***** Data records *****

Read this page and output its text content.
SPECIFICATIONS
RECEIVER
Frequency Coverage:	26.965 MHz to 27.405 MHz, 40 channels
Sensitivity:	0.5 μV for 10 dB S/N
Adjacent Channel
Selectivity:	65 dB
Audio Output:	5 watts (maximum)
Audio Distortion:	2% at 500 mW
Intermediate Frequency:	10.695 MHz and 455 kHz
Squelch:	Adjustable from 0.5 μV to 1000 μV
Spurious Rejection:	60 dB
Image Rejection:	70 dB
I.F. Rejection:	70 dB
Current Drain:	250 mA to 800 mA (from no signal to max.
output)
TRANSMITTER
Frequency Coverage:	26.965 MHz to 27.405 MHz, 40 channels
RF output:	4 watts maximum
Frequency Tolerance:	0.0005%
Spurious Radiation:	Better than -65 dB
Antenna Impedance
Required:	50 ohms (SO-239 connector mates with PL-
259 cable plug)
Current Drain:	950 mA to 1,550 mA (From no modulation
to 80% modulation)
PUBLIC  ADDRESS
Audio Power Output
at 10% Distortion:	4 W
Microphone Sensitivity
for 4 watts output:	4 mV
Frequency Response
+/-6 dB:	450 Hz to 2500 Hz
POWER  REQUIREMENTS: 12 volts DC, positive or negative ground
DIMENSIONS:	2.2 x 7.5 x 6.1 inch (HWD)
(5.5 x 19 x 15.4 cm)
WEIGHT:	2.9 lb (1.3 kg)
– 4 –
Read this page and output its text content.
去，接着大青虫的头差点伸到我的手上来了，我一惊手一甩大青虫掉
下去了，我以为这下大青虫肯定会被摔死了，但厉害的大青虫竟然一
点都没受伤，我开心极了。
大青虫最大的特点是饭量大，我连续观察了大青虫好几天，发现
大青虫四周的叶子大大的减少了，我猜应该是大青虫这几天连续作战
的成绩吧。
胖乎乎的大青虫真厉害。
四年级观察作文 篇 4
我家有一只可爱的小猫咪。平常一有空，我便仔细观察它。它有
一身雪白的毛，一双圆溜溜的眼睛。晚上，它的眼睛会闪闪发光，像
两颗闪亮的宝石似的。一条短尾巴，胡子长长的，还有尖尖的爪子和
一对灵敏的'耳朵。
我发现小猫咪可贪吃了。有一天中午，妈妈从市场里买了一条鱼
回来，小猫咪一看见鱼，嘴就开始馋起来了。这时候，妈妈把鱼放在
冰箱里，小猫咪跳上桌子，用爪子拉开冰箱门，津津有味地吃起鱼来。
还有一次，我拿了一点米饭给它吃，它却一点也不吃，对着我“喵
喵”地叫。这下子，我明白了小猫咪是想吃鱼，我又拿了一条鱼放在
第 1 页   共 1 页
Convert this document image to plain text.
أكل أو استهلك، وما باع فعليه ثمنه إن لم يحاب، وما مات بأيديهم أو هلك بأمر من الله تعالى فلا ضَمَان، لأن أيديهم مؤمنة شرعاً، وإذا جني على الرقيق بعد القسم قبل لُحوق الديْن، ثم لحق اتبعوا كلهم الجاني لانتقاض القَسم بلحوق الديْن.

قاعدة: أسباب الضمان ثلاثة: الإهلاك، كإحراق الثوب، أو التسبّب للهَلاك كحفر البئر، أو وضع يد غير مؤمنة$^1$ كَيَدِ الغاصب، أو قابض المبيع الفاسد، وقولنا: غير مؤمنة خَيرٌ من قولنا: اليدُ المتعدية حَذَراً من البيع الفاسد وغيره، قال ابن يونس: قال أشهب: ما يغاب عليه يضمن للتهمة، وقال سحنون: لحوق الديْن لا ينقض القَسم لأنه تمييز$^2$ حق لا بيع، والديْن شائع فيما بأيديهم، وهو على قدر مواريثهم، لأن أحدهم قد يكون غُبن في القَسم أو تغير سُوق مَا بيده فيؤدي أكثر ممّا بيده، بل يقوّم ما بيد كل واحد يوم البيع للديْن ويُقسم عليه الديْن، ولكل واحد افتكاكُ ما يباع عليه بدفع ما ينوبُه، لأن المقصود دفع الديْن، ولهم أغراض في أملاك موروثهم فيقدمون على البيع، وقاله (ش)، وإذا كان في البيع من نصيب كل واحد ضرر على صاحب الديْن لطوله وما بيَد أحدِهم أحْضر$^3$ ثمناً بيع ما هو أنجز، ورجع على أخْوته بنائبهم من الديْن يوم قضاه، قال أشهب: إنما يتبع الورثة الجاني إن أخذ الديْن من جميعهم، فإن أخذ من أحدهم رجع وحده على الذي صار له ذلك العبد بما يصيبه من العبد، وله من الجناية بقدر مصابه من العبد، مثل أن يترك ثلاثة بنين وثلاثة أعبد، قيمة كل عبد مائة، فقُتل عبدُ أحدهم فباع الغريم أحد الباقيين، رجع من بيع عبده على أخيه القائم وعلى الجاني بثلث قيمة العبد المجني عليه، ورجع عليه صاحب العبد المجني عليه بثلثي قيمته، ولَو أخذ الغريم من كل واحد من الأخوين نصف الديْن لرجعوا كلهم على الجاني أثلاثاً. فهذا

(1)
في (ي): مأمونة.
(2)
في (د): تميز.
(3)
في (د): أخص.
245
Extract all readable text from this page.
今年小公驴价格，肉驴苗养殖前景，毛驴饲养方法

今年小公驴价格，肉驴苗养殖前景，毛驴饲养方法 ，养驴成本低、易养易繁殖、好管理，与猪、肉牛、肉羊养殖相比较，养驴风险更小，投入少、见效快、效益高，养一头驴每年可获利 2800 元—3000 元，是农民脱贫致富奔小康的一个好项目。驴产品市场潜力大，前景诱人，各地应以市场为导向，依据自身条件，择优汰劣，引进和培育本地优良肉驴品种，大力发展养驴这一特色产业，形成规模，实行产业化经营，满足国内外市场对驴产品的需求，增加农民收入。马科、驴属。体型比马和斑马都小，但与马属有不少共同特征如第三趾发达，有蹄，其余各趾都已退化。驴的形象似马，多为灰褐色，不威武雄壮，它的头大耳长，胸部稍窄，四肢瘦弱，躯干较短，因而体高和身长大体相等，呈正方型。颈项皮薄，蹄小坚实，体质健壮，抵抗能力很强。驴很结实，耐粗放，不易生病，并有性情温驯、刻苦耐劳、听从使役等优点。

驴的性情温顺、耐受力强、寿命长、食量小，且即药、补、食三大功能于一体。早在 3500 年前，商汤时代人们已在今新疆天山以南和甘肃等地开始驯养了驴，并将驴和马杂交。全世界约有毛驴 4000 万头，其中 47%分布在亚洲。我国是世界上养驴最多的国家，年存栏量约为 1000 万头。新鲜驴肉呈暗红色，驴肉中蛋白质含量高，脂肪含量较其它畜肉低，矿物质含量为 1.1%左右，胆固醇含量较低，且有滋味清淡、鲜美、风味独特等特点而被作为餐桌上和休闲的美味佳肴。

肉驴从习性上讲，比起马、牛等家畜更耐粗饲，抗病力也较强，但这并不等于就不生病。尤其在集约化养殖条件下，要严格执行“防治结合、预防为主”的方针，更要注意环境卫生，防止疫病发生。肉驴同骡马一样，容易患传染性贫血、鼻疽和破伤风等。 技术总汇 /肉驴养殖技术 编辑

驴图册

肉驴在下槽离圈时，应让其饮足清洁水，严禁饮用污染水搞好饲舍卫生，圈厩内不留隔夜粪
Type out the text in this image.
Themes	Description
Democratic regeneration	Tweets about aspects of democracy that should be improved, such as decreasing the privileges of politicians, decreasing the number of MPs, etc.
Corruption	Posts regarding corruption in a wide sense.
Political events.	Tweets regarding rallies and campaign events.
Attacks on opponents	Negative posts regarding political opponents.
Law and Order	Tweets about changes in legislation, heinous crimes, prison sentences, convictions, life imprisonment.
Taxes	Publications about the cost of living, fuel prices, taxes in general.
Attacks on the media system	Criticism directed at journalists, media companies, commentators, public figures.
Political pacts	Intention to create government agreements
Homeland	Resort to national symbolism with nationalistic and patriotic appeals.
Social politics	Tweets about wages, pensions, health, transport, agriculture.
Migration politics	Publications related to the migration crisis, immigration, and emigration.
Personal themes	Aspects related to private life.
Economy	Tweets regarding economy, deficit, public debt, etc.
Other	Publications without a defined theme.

*****

= Exercise details =
Above are the records; copy every line in them that holds the word "Distortion".

= Answer for the task =
Audio Distortion:	2% at 500 mW
at 10% Distortion:	4 W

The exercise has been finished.